> Records for processing:
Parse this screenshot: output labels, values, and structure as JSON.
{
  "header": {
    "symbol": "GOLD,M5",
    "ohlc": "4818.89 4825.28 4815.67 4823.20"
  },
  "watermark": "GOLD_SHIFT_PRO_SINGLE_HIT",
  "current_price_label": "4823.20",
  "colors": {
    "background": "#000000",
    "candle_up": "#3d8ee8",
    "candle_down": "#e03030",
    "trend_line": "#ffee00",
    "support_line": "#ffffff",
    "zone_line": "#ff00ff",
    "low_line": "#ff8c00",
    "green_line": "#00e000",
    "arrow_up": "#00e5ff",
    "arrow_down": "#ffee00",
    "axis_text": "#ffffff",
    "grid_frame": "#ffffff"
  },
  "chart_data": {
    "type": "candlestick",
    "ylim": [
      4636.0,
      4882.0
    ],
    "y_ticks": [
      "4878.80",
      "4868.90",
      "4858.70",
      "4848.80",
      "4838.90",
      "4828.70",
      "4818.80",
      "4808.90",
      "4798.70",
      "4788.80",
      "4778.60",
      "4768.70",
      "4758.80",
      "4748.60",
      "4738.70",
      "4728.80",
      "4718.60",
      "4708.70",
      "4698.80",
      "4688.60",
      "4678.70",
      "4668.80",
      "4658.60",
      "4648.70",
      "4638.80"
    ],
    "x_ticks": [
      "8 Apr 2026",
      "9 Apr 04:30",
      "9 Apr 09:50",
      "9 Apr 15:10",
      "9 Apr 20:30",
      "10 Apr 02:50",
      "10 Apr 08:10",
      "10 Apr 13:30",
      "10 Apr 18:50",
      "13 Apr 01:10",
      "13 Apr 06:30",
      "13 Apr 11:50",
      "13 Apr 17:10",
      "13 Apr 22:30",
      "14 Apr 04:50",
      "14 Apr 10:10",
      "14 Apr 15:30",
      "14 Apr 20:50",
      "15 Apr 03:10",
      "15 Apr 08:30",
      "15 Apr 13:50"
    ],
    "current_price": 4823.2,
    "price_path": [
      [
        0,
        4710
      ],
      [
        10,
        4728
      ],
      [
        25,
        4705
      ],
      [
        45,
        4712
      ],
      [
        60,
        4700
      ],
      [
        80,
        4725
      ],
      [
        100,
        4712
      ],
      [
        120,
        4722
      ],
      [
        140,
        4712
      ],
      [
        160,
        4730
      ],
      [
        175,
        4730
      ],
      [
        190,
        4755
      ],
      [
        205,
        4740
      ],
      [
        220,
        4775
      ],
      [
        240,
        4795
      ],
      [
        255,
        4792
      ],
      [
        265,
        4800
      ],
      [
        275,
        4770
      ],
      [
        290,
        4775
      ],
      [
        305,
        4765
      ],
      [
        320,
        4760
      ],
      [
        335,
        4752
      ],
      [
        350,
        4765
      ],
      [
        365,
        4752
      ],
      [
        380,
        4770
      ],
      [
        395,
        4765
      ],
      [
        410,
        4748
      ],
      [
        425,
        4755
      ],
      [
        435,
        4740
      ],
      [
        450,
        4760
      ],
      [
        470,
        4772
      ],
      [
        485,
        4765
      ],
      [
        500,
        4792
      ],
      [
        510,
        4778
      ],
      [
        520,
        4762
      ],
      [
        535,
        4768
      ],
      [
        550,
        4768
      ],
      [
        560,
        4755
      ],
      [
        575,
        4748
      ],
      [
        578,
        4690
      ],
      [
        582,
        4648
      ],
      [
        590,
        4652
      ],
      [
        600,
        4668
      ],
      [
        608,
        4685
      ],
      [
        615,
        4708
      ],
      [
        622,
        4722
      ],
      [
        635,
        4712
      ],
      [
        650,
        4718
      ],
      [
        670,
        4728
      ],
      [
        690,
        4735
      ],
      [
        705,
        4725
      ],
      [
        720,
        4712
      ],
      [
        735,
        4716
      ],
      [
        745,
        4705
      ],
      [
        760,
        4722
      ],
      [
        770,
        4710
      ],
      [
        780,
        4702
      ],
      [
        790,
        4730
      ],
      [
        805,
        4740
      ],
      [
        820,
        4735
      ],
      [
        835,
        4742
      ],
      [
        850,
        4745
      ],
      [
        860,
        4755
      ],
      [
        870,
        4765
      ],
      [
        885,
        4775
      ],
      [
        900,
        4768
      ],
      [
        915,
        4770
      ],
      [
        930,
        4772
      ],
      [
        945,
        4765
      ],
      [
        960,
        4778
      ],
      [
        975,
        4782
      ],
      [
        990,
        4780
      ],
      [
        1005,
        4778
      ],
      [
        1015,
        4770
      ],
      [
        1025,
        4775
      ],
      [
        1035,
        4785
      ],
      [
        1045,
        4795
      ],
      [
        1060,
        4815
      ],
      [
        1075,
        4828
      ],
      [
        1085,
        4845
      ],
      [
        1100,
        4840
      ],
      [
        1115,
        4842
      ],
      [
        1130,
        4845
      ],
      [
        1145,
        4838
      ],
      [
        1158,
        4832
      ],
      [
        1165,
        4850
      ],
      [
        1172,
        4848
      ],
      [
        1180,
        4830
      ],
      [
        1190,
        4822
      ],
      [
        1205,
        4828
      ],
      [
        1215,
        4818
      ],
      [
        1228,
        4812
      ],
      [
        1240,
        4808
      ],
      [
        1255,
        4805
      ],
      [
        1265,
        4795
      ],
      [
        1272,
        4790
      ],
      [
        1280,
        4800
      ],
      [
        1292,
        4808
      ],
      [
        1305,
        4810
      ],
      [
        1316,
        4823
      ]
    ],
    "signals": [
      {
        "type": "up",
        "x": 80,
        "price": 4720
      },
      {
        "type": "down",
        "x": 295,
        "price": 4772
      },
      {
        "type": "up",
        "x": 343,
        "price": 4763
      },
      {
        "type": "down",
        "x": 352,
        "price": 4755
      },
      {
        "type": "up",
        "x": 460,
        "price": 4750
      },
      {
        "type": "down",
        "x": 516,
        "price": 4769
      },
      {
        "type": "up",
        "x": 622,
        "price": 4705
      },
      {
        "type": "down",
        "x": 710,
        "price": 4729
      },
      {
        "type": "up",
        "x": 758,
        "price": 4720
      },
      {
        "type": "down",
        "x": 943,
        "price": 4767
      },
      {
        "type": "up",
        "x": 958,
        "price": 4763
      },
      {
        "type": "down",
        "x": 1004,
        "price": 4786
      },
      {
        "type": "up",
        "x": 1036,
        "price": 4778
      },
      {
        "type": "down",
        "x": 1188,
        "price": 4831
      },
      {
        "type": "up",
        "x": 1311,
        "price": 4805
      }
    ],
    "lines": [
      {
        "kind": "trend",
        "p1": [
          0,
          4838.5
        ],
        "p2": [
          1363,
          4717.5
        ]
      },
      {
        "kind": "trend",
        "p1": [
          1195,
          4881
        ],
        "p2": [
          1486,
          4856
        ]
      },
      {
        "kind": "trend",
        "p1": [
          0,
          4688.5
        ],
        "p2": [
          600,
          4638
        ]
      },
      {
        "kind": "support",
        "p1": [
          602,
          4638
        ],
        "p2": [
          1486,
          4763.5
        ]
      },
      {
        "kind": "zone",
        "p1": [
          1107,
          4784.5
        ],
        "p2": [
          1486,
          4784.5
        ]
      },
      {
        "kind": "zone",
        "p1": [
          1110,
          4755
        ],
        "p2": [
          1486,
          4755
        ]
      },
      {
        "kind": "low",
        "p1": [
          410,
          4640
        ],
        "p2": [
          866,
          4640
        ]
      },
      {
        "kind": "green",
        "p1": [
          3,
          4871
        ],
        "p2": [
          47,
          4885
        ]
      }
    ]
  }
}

> Set exercise: The listing above should be transcribed in full, exactly as written.

> Reply to the exercise:
Parse this screenshot: output labels, values, and structure as JSON.
{
  "header": {
    "symbol": "GOLD,M5",
    "ohlc": "4818.89 4825.28 4815.67 4823.20"
  },
  "watermark": "GOLD_SHIFT_PRO_SINGLE_HIT",
  "current_price_label": "4823.20",
  "colors": {
    "background": "#000000",
    "candle_up": "#3d8ee8",
    "candle_down": "#e03030",
    "trend_line": "#ffee00",
    "support_line": "#ffffff",
    "zone_line": "#ff00ff",
    "low_line": "#ff8c00",
    "green_line": "#00e000",
    "arrow_up": "#00e5ff",
    "arrow_down": "#ffee00",
    "axis_text": "#ffffff",
    "grid_frame": "#ffffff"
  },
  "chart_data": {
    "type": "candlestick",
    "ylim": [
      4636.0,
      4882.0
    ],
    "y_ticks": [
      "4878.80",
      "4868.90",
      "4858.70",
      "4848.80",
      "4838.90",
      "4828.70",
      "4818.80",
      "4808.90",
      "4798.70",
      "4788.80",
      "4778.60",
      "4768.70",
      "4758.80",
      "4748.60",
      "4738.70",
      "4728.80",
      "4718.60",
      "4708.70",
      "4698.80",
      "4688.60",
      "4678.70",
      "4668.80",
      "4658.60",
      "4648.70",
      "4638.80"
    ],
    "x_ticks": [
      "8 Apr 2026",
      "9 Apr 04:30",
      "9 Apr 09:50",
      "9 Apr 15:10",
      "9 Apr 20:30",
      "10 Apr 02:50",
      "10 Apr 08:10",
      "10 Apr 13:30",
      "10 Apr 18:50",
      "13 Apr 01:10",
      "13 Apr 06:30",
      "13 Apr 11:50",
      "13 Apr 17:10",
      "13 Apr 22:30",
      "14 Apr 04:50",
      "14 Apr 10:10",
      "14 Apr 15:30",
      "14 Apr 20:50",
      "15 Apr 03:10",
      "15 Apr 08:30",
      "15 Apr 13:50"
    ],
    "current_price": 4823.2,
    "price_path": [
      [
        0,
        4710
      ],
      [
        10,
        4728
      ],
      [
        25,
        4705
      ],
      [
        45,
        4712
      ],
      [
        60,
        4700
      ],
      [
        80,
        4725
      ],
      [
        100,
        4712
      ],
      [
        120,
        4722
      ],
      [
        140,
        4712
      ],
      [
        160,
        4730
      ],
      [
        175,
        4730
      ],
      [
        190,
        4755
      ],
      [
        205,
        4740
      ],
      [
        220,
        4775
      ],
      [
        240,
        4795
      ],
      [
        255,
        4792
      ],
      [
        265,
        4800
      ],
      [
        275,
        4770
      ],
      [
        290,
        4775
      ],
      [
        305,
        4765
      ],
      [
        320,
        4760
      ],
      [
        335,
        4752
      ],
      [
        350,
        4765
      ],
      [
        365,
        4752
      ],
      [
        380,
        4770
      ],
      [
        395,
        4765
      ],
      [
        410,
        4748
      ],
      [
        425,
        4755
      ],
      [
        435,
        4740
      ],
      [
        450,
        4760
      ],
      [
        470,
        4772
      ],
      [
        485,
        4765
      ],
      [
        500,
        4792
      ],
      [
        510,
        4778
      ],
      [
        520,
        4762
      ],
      [
        535,
        4768
      ],
      [
        550,
        4768
      ],
      [
        560,
        4755
      ],
      [
        575,
        4748
      ],
      [
        578,
        4690
      ],
      [
        582,
        4648
      ],
      [
        590,
        4652
      ],
      [
        600,
        4668
      ],
      [
        608,
        4685
      ],
      [
        615,
        4708
      ],
      [
        622,
        4722
      ],
      [
        635,
        4712
      ],
      [
        650,
        4718
      ],
      [
        670,
        4728
      ],
      [
        690,
        4735
      ],
      [
        705,
        4725
      ],
      [
        720,
        4712
      ],
      [
        735,
        4716
      ],
      [
        745,
        4705
      ],
      [
        760,
        4722
      ],
      [
        770,
        4710
      ],
      [
        780,
        4702
      ],
      [
        790,
        4730
      ],
      [
        805,
        4740
      ],
      [
        820,
        4735
      ],
      [
        835,
        4742
      ],
      [
        850,
        4745
      ],
      [
        860,
        4755
      ],
      [
        870,
        4765
      ],
      [
        885,
        4775
      ],
      [
        900,
        4768
      ],
      [
        915,
        4770
      ],
      [
        930,
        4772
      ],
      [
        945,
        4765
      ],
      [
        960,
        4778
      ],
      [
        975,
        4782
      ],
      [
        990,
        4780
      ],
      [
        1005,
        4778
      ],
      [
        1015,
        4770
      ],
      [
        1025,
        4775
      ],
      [
        1035,
        4785
      ],
      [
        1045,
        4795
      ],
      [
        1060,
        4815
      ],
      [
        1075,
        4828
      ],
      [
        1085,
        4845
      ],
      [
        1100,
        4840
      ],
      [
        1115,
        4842
      ],
      [
        1130,
        4845
      ],
      [
        1145,
        4838
      ],
      [
        1158,
        4832
      ],
      [
        1165,
        4850
      ],
      [
        1172,
        4848
      ],
      [
        1180,
        4830
      ],
      [
        1190,
        4822
      ],
      [
        1205,
        4828
      ],
      [
        1215,
        4818
      ],
      [
        1228,
        4812
      ],
      [
        1240,
        4808
      ],
      [
        1255,
        4805
      ],
      [
        1265,
        4795
      ],
      [
        1272,
        4790
      ],
      [
        1280,
        4800
      ],
      [
        1292,
        4808
      ],
      [
        1305,
        4810
      ],
      [
        1316,
        4823
      ]
    ],
    "signals": [
      {
        "type": "up",
        "x": 80,
        "price": 4720
      },
      {
        "type": "down",
        "x": 295,
        "price": 4772
      },
      {
        "type": "up",
        "x": 343,
        "price": 4763
      },
      {
        "type": "down",
        "x": 352,
        "price": 4755
      },
      {
        "type": "up",
        "x": 460,
        "price": 4750
      },
      {
        "type": "down",
        "x": 516,
        "price": 4769
      },
      {
        "type": "up",
        "x": 622,
        "price": 4705
      },
      {
        "type": "down",
        "x": 710,
        "price": 4729
      },
      {
        "type": "up",
        "x": 758,
        "price": 4720
      },
      {
        "type": "down",
        "x": 943,
        "price": 4767
      },
      {
        "type": "up",
        "x": 958,
        "price": 4763
      },
      {
        "type": "down",
        "x": 1004,
        "price": 4786
      },
      {
        "type": "up",
        "x": 1036,
        "price": 4778
      },
      {
        "type": "down",
        "x": 1188,
        "price": 4831
      },
      {
        "type": "up",
        "x": 1311,
        "price": 4805
      }
    ],
    "lines": [
      {
        "kind": "trend",
        "p1": [
          0,
          4838.5
        ],
        "p2": [
          1363,
          4717.5
        ]
      },
      {
        "kind": "trend",
        "p1": [
          1195,
          4881
        ],
        "p2": [
          1486,
          4856
        ]
      },
      {
        "kind": "trend",
        "p1": [
          0,
          4688.5
        ],
        "p2": [
          600,
          4638
        ]
      },
      {
        "kind": "support",
        "p1": [
          602,
          4638
        ],
        "p2": [
          1486,
          4763.5
        ]
      },
      {
        "kind": "zone",
        "p1": [
          1107,
          4784.5
        ],
        "p2": [
          1486,
          4784.5
        ]
      },
      {
        "kind": "zone",
        "p1": [
          1110,
          4755
        ],
        "p2": [
          1486,
          4755
        ]
      },
      {
        "kind": "low",
        "p1": [
          410,
          4640
        ],
        "p2": [
          866,
          4640
        ]
      },
      {
        "kind": "green",
        "p1": [
          3,
          4871
        ],
        "p2": [
          47,
          4885
        ]
      }
    ]
  }
}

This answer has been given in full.